Exercise task —
The records below are to be copied word for word, with every picture left out.

Provided entries —
----
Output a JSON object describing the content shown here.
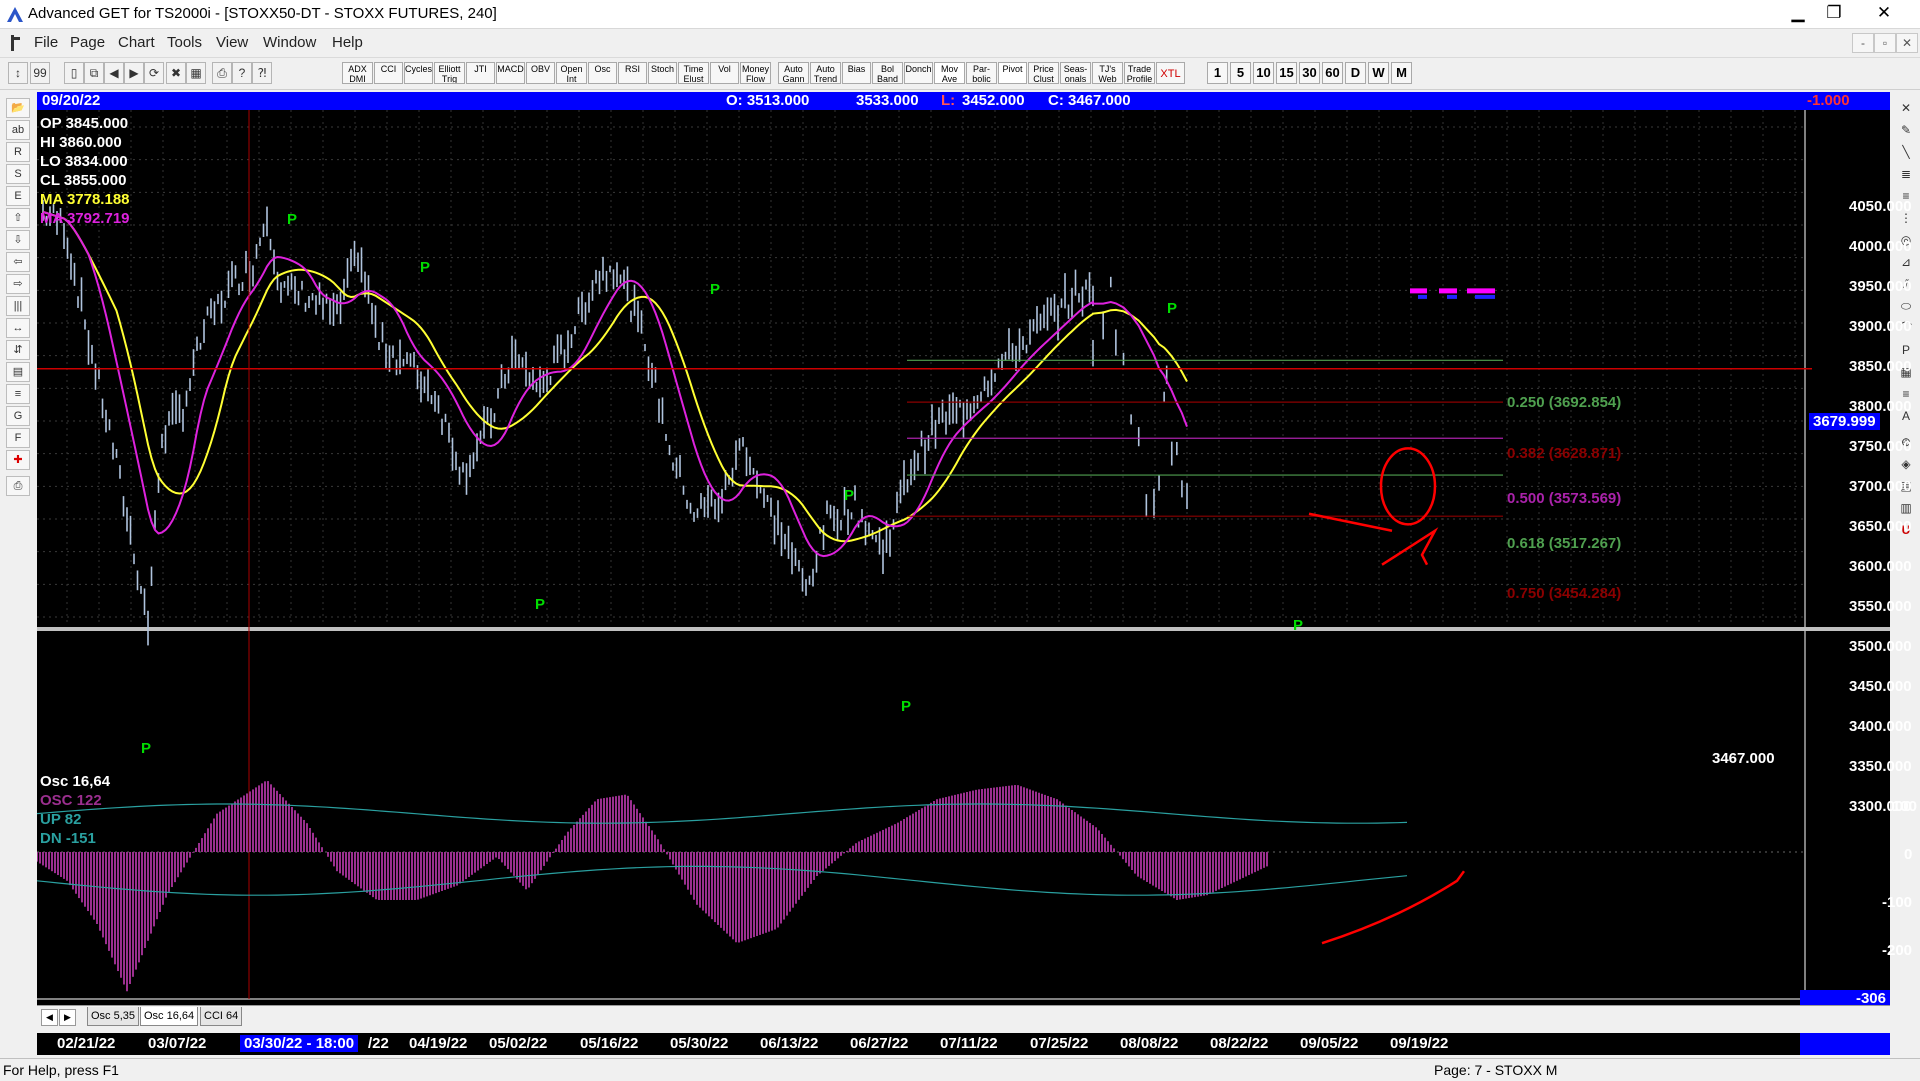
{
  "window": {
    "title": "Advanced GET for TS2000i - [STOXX50-DT - STOXX FUTURES, 240]",
    "buttons": {
      "minimize": "▁",
      "maximize": "❐",
      "close": "✕"
    }
  },
  "menu": {
    "items": [
      "File",
      "Page",
      "Chart",
      "Tools",
      "View",
      "Window",
      "Help"
    ],
    "mdi_buttons": [
      "-",
      "▫",
      "✕"
    ]
  },
  "toolbar": {
    "study_buttons": [
      "ADX DMI",
      "CCI",
      "Cycles",
      "Elliott Trig",
      "JTI",
      "MACD",
      "OBV",
      "Open Int",
      "Osc",
      "RSI",
      "Stoch",
      "Time Elust",
      "Vol",
      "Money Flow",
      "Auto Gann",
      "Auto Trend",
      "Bias",
      "Bol Band",
      "Donch",
      "Mov Ave",
      "Par- bolic",
      "Pivot",
      "Price Clust",
      "Seas- onals",
      "TJ's Web",
      "Trade Profile",
      "XTL"
    ],
    "intervals": [
      "1",
      "5",
      "10",
      "15",
      "30",
      "60",
      "D",
      "W",
      "M"
    ]
  },
  "header": {
    "date": "09/20/22",
    "ohlc_open": "O: 3513.000",
    "ohlc_high": "3533.000",
    "ohlc_low_label": "L:",
    "ohlc_low": "3452.000",
    "ohlc_close": "C: 3467.000",
    "change": "-1.000"
  },
  "info": {
    "op": "OP  3845.000",
    "hi": "HI   3860.000",
    "lo": "LO  3834.000",
    "cl": "CL  3855.000",
    "ma1": "MA  3778.188",
    "ma2": "MA  3792.719"
  },
  "price_axis": {
    "labels": [
      "4050.000",
      "4000.000",
      "3950.000",
      "3900.000",
      "3850.000",
      "3800.000",
      "3750.000",
      "3700.000",
      "3650.000",
      "3600.000",
      "3550.000",
      "3500.000",
      "3450.000",
      "3400.000",
      "3350.000",
      "3300.000"
    ],
    "current": "3679.999",
    "last": "3467.000"
  },
  "fib": {
    "f250": "0.250 (3692.854)",
    "f382": "0.382 (3628.871)",
    "f500": "0.500 (3573.569)",
    "f618": "0.618 (3517.267)",
    "f750": "0.750 (3454.284)"
  },
  "osc": {
    "title": "Osc 16,64",
    "osc": "OSC  122",
    "up": "UP    82",
    "dn": "DN   -151",
    "axis": [
      "100",
      "0",
      "-100",
      "-200"
    ],
    "current": "-306"
  },
  "pivot_marker": "P",
  "tabs": [
    "Osc 5,35",
    "Osc 16,64",
    "CCI 64"
  ],
  "date_axis": {
    "highlight": "03/30/22 - 18:00",
    "labels": [
      "02/21/22",
      "03/07/22",
      "/22",
      "04/19/22",
      "05/02/22",
      "05/16/22",
      "05/30/22",
      "06/13/22",
      "06/27/22",
      "07/11/22",
      "07/25/22",
      "08/08/22",
      "08/22/22",
      "09/05/22",
      "09/19/22"
    ]
  },
  "status": {
    "left": "For Help, press F1",
    "right": "Page: 7 - STOXX M"
  },
  "colors": {
    "background": "#000000",
    "price_bars": "#b0c4de",
    "ma_fast": "#ffff33",
    "ma_slow": "#dd22dd",
    "fib_250": "#4fa04f",
    "fib_382": "#8b0000",
    "fib_500": "#aa22aa",
    "fib_618": "#4fa04f",
    "fib_750": "#8b0000",
    "annotation": "#ff0000",
    "pivot": "#00dd00",
    "osc_fill": "#9b2f8f",
    "osc_bands": "#2aa0a0"
  }
}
----
Result —
Output a JSON object describing the content shown here.
{
  "window": {
    "title": "Advanced GET for TS2000i - [STOXX50-DT - STOXX FUTURES, 240]",
    "buttons": {
      "minimize": "▁",
      "maximize": "❐",
      "close": "✕"
    }
  },
  "menu": {
    "items": [
      "File",
      "Page",
      "Chart",
      "Tools",
      "View",
      "Window",
      "Help"
    ],
    "mdi_buttons": [
      "-",
      "▫",
      "✕"
    ]
  },
  "toolbar": {
    "study_buttons": [
      "ADX DMI",
      "CCI",
      "Cycles",
      "Elliott Trig",
      "JTI",
      "MACD",
      "OBV",
      "Open Int",
      "Osc",
      "RSI",
      "Stoch",
      "Time Elust",
      "Vol",
      "Money Flow",
      "Auto Gann",
      "Auto Trend",
      "Bias",
      "Bol Band",
      "Donch",
      "Mov Ave",
      "Par- bolic",
      "Pivot",
      "Price Clust",
      "Seas- onals",
      "TJ's Web",
      "Trade Profile",
      "XTL"
    ],
    "intervals": [
      "1",
      "5",
      "10",
      "15",
      "30",
      "60",
      "D",
      "W",
      "M"
    ]
  },
  "header": {
    "date": "09/20/22",
    "ohlc_open": "O: 3513.000",
    "ohlc_high": "3533.000",
    "ohlc_low_label": "L:",
    "ohlc_low": "3452.000",
    "ohlc_close": "C: 3467.000",
    "change": "-1.000"
  },
  "info": {
    "op": "OP  3845.000",
    "hi": "HI   3860.000",
    "lo": "LO  3834.000",
    "cl": "CL  3855.000",
    "ma1": "MA  3778.188",
    "ma2": "MA  3792.719"
  },
  "price_axis": {
    "labels": [
      "4050.000",
      "4000.000",
      "3950.000",
      "3900.000",
      "3850.000",
      "3800.000",
      "3750.000",
      "3700.000",
      "3650.000",
      "3600.000",
      "3550.000",
      "3500.000",
      "3450.000",
      "3400.000",
      "3350.000",
      "3300.000"
    ],
    "current": "3679.999",
    "last": "3467.000"
  },
  "fib": {
    "f250": "0.250 (3692.854)",
    "f382": "0.382 (3628.871)",
    "f500": "0.500 (3573.569)",
    "f618": "0.618 (3517.267)",
    "f750": "0.750 (3454.284)"
  },
  "osc": {
    "title": "Osc 16,64",
    "osc": "OSC  122",
    "up": "UP    82",
    "dn": "DN   -151",
    "axis": [
      "100",
      "0",
      "-100",
      "-200"
    ],
    "current": "-306"
  },
  "pivot_marker": "P",
  "tabs": [
    "Osc 5,35",
    "Osc 16,64",
    "CCI 64"
  ],
  "date_axis": {
    "highlight": "03/30/22 - 18:00",
    "labels": [
      "02/21/22",
      "03/07/22",
      "/22",
      "04/19/22",
      "05/02/22",
      "05/16/22",
      "05/30/22",
      "06/13/22",
      "06/27/22",
      "07/11/22",
      "07/25/22",
      "08/08/22",
      "08/22/22",
      "09/05/22",
      "09/19/22"
    ]
  },
  "status": {
    "left": "For Help, press F1",
    "right": "Page: 7 - STOXX M"
  },
  "colors": {
    "background": "#000000",
    "price_bars": "#b0c4de",
    "ma_fast": "#ffff33",
    "ma_slow": "#dd22dd",
    "fib_250": "#4fa04f",
    "fib_382": "#8b0000",
    "fib_500": "#aa22aa",
    "fib_618": "#4fa04f",
    "fib_750": "#8b0000",
    "annotation": "#ff0000",
    "pivot": "#00dd00",
    "osc_fill": "#9b2f8f",
    "osc_bands": "#2aa0a0"
  }
}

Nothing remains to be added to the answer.